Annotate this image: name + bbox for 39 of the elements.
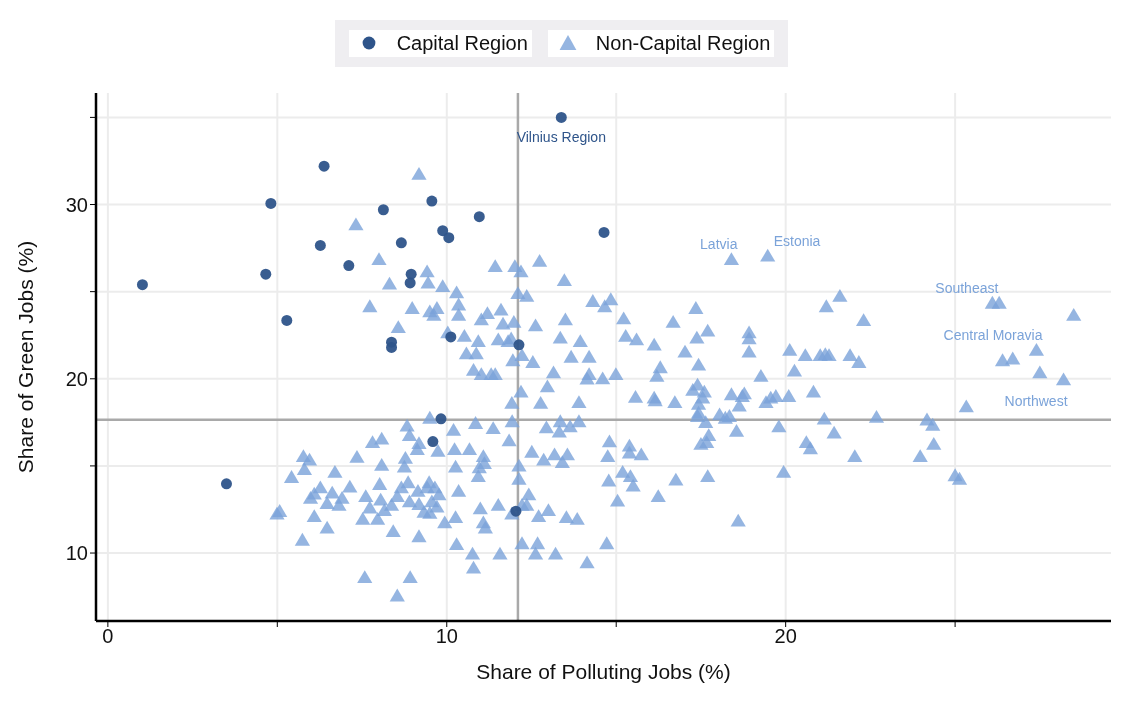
point (377, 204, 389, 216)
point (445, 331, 457, 343)
point (265, 197, 277, 209)
annotation: Latvia (700, 236, 738, 253)
point (260, 268, 272, 280)
point (510, 505, 522, 517)
x-axis-title: Share of Polluting Jobs (%) (476, 660, 731, 683)
point (427, 436, 439, 448)
point (136, 279, 148, 291)
y-tick-label: 20 (65, 367, 88, 390)
annotation: Central Moravia (943, 326, 1043, 343)
point (426, 195, 438, 207)
point (473, 211, 485, 223)
point (437, 225, 449, 237)
annotation: Northwest (1004, 392, 1068, 409)
y-tick-label: 30 (65, 193, 88, 216)
annotation: Vilnius Region (516, 129, 606, 146)
y-tick-label: 10 (65, 542, 88, 565)
point (343, 260, 355, 272)
point (220, 478, 232, 490)
point (318, 160, 330, 172)
legend-label: Non-Capital Region (595, 31, 771, 55)
point (404, 277, 416, 289)
x-tick-label: 10 (435, 625, 458, 648)
annotation: Southeast (935, 279, 999, 296)
x-tick-label: 20 (774, 625, 797, 648)
point (443, 232, 455, 244)
point (435, 413, 447, 425)
annotation: Estonia (773, 232, 821, 249)
point (314, 239, 326, 251)
point (395, 237, 407, 249)
point (555, 111, 567, 123)
x-tick-label: 0 (102, 625, 114, 648)
point (281, 314, 293, 326)
point (513, 339, 525, 351)
point (386, 341, 398, 353)
legend-label: Capital Region (396, 31, 528, 55)
y-axis-title: Share of Green Jobs (%) (14, 240, 38, 474)
point (598, 226, 610, 238)
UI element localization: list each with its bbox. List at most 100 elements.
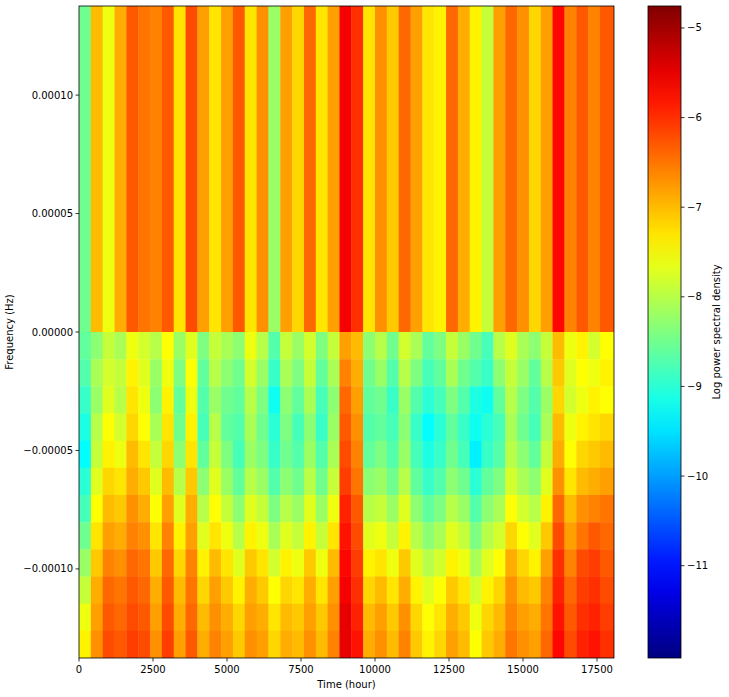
cell [138,577,150,605]
cell [103,522,115,549]
cell [138,549,150,577]
cell [316,522,328,549]
cell [91,332,103,360]
cell [470,522,482,549]
cell [292,495,304,523]
x-tick-label: 10000 [359,664,391,675]
cell [363,631,375,658]
cell [292,604,304,631]
cell [470,577,482,605]
cell [304,359,316,386]
colorbar-tick [681,27,685,28]
cell [588,495,600,523]
cell [541,549,553,577]
cell [351,495,363,523]
cell [268,441,280,468]
cell [411,414,423,442]
cell [280,332,292,360]
cells [79,6,614,658]
cell [257,522,269,549]
cell [197,604,209,631]
cell [600,414,614,442]
cell [375,522,387,549]
cell [351,604,363,631]
colorbar-tick-label: −11 [687,560,708,571]
cell [387,468,399,496]
colorbar-label: Log power spectral density [711,264,722,399]
cell [564,522,576,549]
colorbar-tick-label: −8 [687,291,702,302]
cell [339,604,351,631]
cell [209,386,221,414]
cell [553,631,565,658]
cell [103,332,115,360]
cell [505,386,517,414]
cell [446,386,458,414]
x-tick-label: 17500 [581,664,613,675]
cell [138,6,150,332]
cell [328,359,340,386]
cell [446,332,458,360]
cell [446,522,458,549]
x-tick-label: 0 [76,664,82,675]
cell [103,359,115,386]
cell [316,604,328,631]
cell [186,522,198,549]
cell [588,522,600,549]
cell [493,6,505,332]
cell [576,631,588,658]
cell [221,386,233,414]
x-tick-label: 5000 [214,664,239,675]
cell [529,577,541,605]
cell [541,577,553,605]
cell [493,604,505,631]
cell [339,549,351,577]
cell [268,6,280,332]
colorbar-tick [681,386,685,387]
cell [411,522,423,549]
cell [292,522,304,549]
cell [588,441,600,468]
cell [541,468,553,496]
cell [91,468,103,496]
y-tick [76,213,80,214]
cell [280,359,292,386]
cell [564,332,576,360]
cell [174,577,186,605]
cell [292,359,304,386]
cell [411,6,423,332]
cell [138,631,150,658]
cell [233,468,245,496]
y-axis-label: Frequency (Hz) [4,294,15,370]
cell [174,604,186,631]
cell [316,577,328,605]
x-tick-label: 7500 [288,664,313,675]
cell [162,441,174,468]
cell [339,577,351,605]
cell [482,549,494,577]
cell [268,604,280,631]
cell [339,441,351,468]
cell [280,495,292,523]
cell [245,332,257,360]
cell [221,549,233,577]
cell [150,386,162,414]
cell [458,604,470,631]
cell [79,441,91,468]
cell [363,468,375,496]
cell [458,631,470,658]
cell [434,414,446,442]
cell [103,414,115,442]
cell [505,549,517,577]
cell [564,604,576,631]
cell [434,6,446,332]
cell [268,468,280,496]
cell [316,414,328,442]
cell [600,631,614,658]
cell [150,631,162,658]
cell [257,359,269,386]
cell [375,495,387,523]
cell [316,332,328,360]
cell [91,414,103,442]
colorbar-tick [681,476,685,477]
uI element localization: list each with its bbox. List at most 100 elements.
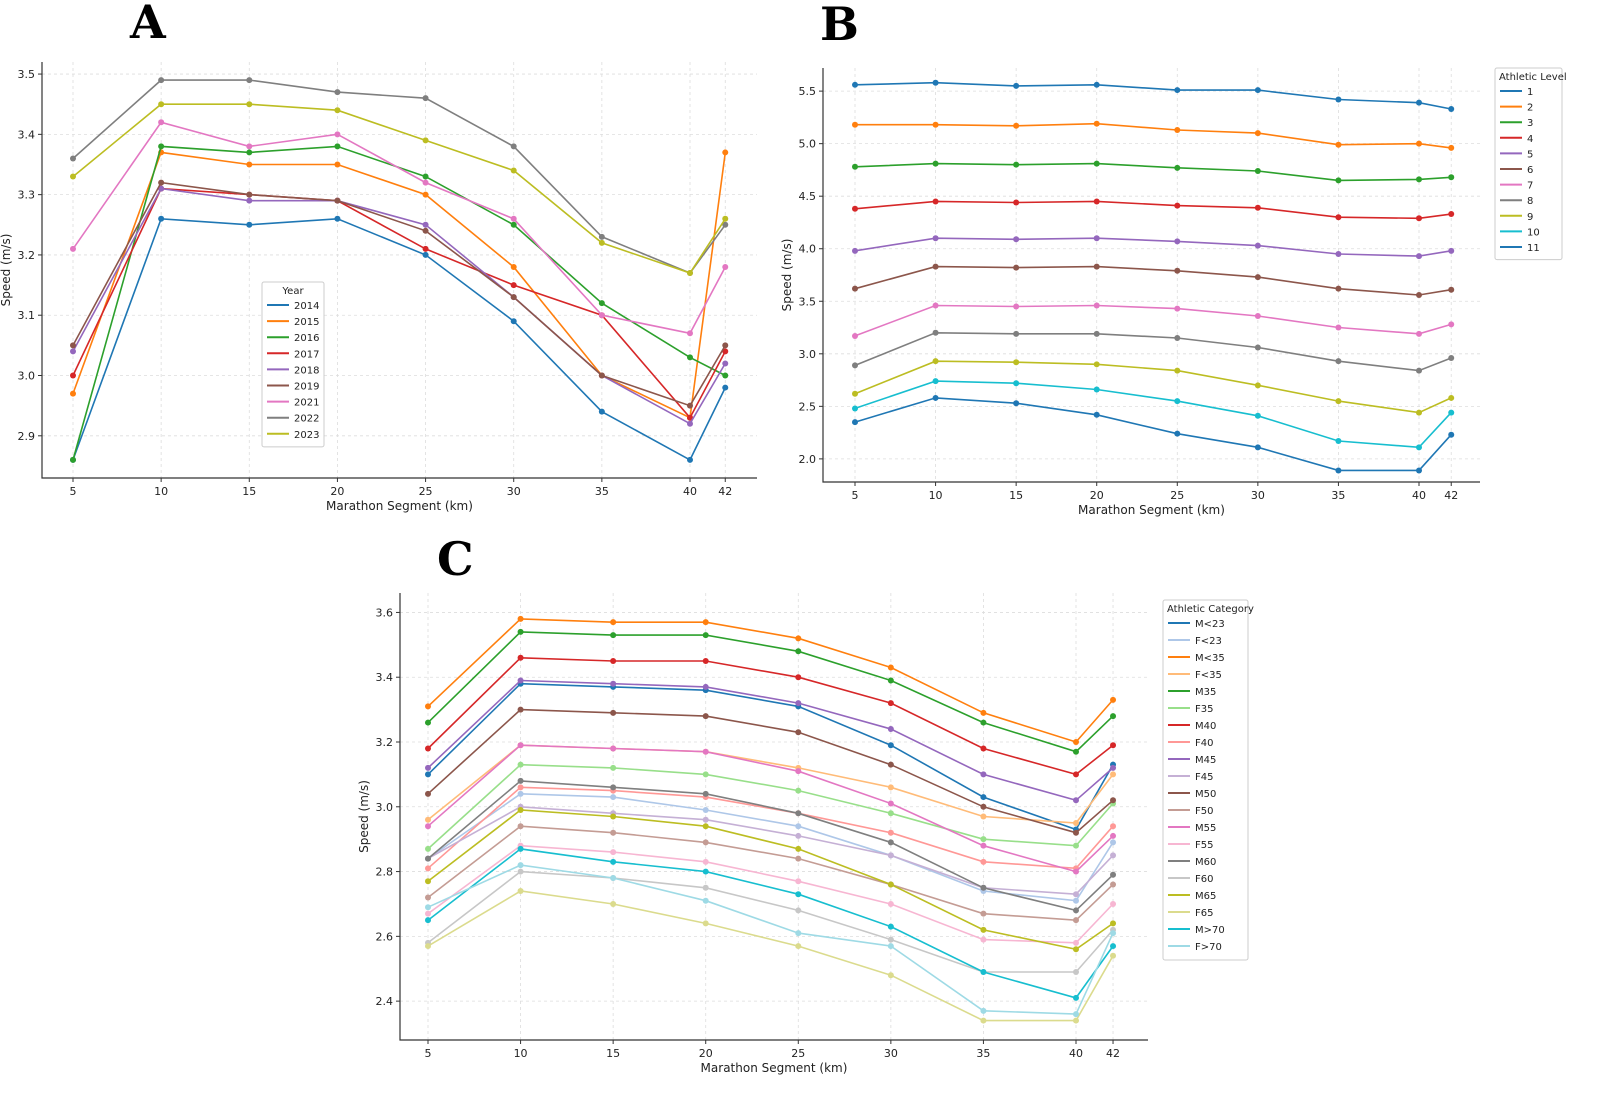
- data-point-2016: [722, 372, 729, 379]
- x-tick-label: 30: [1251, 489, 1265, 502]
- data-point-7: [1174, 305, 1181, 312]
- data-point-M45: [1110, 764, 1117, 771]
- y-axis-label: Speed (m/s): [357, 780, 371, 853]
- data-point-2019: [687, 402, 693, 409]
- data-point-2018: [687, 420, 693, 427]
- data-point-M35: [425, 719, 431, 726]
- data-point-M65: [1110, 920, 1117, 927]
- y-tick-label: 2.4: [376, 995, 394, 1008]
- legend: Athletic Level 1 2 3 4 5 6 7 8 9 10 11: [1494, 67, 1567, 261]
- series-line-10: [854, 380, 1452, 449]
- data-point-2021: [422, 179, 429, 186]
- y-axis-label: Speed (m/s): [0, 234, 13, 307]
- data-point-2016: [687, 354, 693, 361]
- data-point-F35: [425, 845, 431, 852]
- data-point-M>70: [795, 891, 802, 898]
- data-point-M50: [1073, 829, 1079, 836]
- legend-label: 2014: [294, 301, 319, 312]
- data-point-M55: [887, 800, 894, 807]
- data-point-F<23: [702, 807, 709, 814]
- data-point-2015: [246, 161, 253, 168]
- data-point-M50: [702, 713, 709, 720]
- data-point-2023: [722, 215, 729, 222]
- data-point-4: [1448, 211, 1455, 218]
- data-point-F<23: [610, 794, 617, 801]
- y-tick-label: 3.3: [18, 189, 36, 202]
- data-point-2014: [510, 318, 517, 325]
- x-axis-label: Marathon Segment (km): [1078, 503, 1225, 517]
- data-point-F<35: [1110, 771, 1117, 778]
- x-axis-label: Marathon Segment (km): [701, 1061, 848, 1075]
- data-point-1: [1254, 87, 1261, 94]
- data-point-F50: [980, 910, 987, 917]
- data-point-M35: [795, 648, 802, 655]
- data-point-2016: [422, 173, 429, 180]
- data-point-5: [1013, 236, 1020, 243]
- data-point-10: [1448, 409, 1455, 416]
- legend-label: 8: [1527, 196, 1533, 207]
- data-point-2016: [510, 221, 517, 228]
- data-point-F50: [425, 894, 431, 901]
- legend-label: F40: [1195, 738, 1213, 749]
- legend-label: 3: [1527, 118, 1533, 129]
- legend-label: M<23: [1195, 619, 1225, 630]
- data-point-2016: [334, 143, 341, 150]
- legend: Athletic Category M<23 F<23 M<35 F<35 M35 F35 M…: [1162, 599, 1254, 961]
- data-point-1: [1416, 99, 1422, 106]
- data-point-M35: [1073, 748, 1079, 755]
- data-point-2016: [246, 149, 253, 156]
- data-point-2016: [70, 456, 76, 463]
- data-point-M60: [980, 884, 987, 891]
- data-point-F65: [980, 1017, 987, 1024]
- data-point-M35: [887, 677, 894, 684]
- y-tick-label: 3.1: [18, 309, 36, 322]
- data-point-1: [1174, 87, 1181, 94]
- data-point-M45: [610, 680, 617, 687]
- legend-label: 11: [1527, 243, 1540, 254]
- data-point-M45: [1073, 797, 1079, 804]
- data-point-M45: [980, 771, 987, 778]
- data-point-3: [1416, 176, 1422, 183]
- data-point-M65: [610, 813, 617, 820]
- data-point-9: [1174, 367, 1181, 374]
- data-point-M>70: [425, 917, 431, 924]
- data-point-M60: [517, 777, 524, 784]
- x-tick-label: 40: [683, 485, 697, 498]
- data-point-F35: [887, 810, 894, 817]
- data-point-M55: [425, 823, 431, 830]
- data-point-10: [1093, 386, 1100, 393]
- data-point-2019: [334, 197, 341, 204]
- data-point-F65: [425, 943, 431, 950]
- panel-label-b: B: [820, 0, 859, 51]
- data-point-M<35: [425, 703, 431, 710]
- data-point-M<35: [1110, 696, 1117, 703]
- data-point-F55: [980, 936, 987, 943]
- legend-label: M65: [1195, 891, 1216, 902]
- data-point-2: [1448, 144, 1455, 151]
- data-point-2017: [687, 414, 693, 421]
- data-point-4: [932, 198, 939, 205]
- data-point-7: [1013, 303, 1020, 310]
- data-point-M50: [517, 706, 524, 713]
- data-point-9: [1013, 359, 1020, 366]
- legend-label: F<35: [1195, 670, 1222, 681]
- data-point-F65: [702, 920, 709, 927]
- data-point-M>70: [887, 923, 894, 930]
- data-point-11: [852, 419, 858, 426]
- data-point-M45: [887, 726, 894, 733]
- data-point-M65: [980, 926, 987, 933]
- data-point-2023: [246, 101, 253, 108]
- data-point-F35: [1073, 842, 1079, 849]
- data-point-F35: [517, 761, 524, 768]
- data-point-F<23: [1073, 897, 1079, 904]
- data-point-2021: [598, 312, 605, 319]
- data-point-F<23: [517, 790, 524, 797]
- data-point-11: [1174, 430, 1181, 437]
- data-point-2022: [158, 77, 165, 84]
- legend-label: M40: [1195, 721, 1216, 732]
- data-point-F>70: [887, 943, 894, 950]
- data-point-F40: [980, 858, 987, 865]
- data-point-2021: [510, 215, 517, 222]
- data-point-M>70: [702, 868, 709, 875]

Exercise instructions: From the items above, extract every line that contains the string "list". Uppercase and lowercase letters count as different.

Exercise output:
UI element localization: list each with its bbox. List at most 100 elements.
uI element localization: list each with its bbox. List at most 100 elements.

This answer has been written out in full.